Dataset records:

----------------

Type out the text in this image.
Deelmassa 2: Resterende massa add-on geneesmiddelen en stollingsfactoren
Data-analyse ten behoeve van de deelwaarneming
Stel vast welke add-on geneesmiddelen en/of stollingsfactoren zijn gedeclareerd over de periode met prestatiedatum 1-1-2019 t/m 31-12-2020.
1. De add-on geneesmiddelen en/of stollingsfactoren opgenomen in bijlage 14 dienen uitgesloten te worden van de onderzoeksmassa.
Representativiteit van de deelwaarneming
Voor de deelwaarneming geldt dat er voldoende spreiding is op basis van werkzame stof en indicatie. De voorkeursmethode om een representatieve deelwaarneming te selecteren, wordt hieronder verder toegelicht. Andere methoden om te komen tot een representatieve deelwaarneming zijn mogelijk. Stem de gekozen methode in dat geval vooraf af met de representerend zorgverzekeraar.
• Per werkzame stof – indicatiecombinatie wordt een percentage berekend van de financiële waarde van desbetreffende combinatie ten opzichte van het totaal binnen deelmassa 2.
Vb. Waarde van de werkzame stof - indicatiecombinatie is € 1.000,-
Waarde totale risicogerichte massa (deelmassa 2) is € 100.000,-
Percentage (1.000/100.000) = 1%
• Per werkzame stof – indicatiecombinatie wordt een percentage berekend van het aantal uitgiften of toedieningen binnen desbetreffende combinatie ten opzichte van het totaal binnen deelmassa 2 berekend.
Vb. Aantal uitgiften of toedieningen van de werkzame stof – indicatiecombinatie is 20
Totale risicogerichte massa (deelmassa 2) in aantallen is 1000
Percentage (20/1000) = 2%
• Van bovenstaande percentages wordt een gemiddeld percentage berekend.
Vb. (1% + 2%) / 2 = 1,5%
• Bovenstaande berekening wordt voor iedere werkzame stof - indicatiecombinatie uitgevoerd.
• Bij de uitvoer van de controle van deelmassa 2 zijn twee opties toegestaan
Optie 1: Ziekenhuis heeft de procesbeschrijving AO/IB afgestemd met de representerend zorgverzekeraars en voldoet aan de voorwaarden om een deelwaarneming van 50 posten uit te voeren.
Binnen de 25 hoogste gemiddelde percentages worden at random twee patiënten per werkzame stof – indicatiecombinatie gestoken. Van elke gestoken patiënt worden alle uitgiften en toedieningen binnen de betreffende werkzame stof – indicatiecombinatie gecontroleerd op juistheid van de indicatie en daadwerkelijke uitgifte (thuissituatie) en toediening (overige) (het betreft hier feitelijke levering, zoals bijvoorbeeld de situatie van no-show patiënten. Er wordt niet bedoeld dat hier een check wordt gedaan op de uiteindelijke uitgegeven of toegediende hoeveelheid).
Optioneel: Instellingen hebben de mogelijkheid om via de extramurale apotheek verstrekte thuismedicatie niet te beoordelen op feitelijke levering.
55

----------------

#### [ASSIGNED TASK]
Filter the entries down to the lines with the word "geneesmiddelen" in them, and copy those lines.

#### [YOUR RESPONSE]
Deelmassa 2: Resterende massa add-on geneesmiddelen en stollingsfactoren
Stel vast welke add-on geneesmiddelen en/of stollingsfactoren zijn gedeclareerd over de periode met prestatiedatum 1-1-2019 t/m 31-12-2020.
1. De add-on geneesmiddelen en/of stollingsfactoren opgenomen in bijlage 14 dienen uitgesloten te worden van de onderzoeksmassa.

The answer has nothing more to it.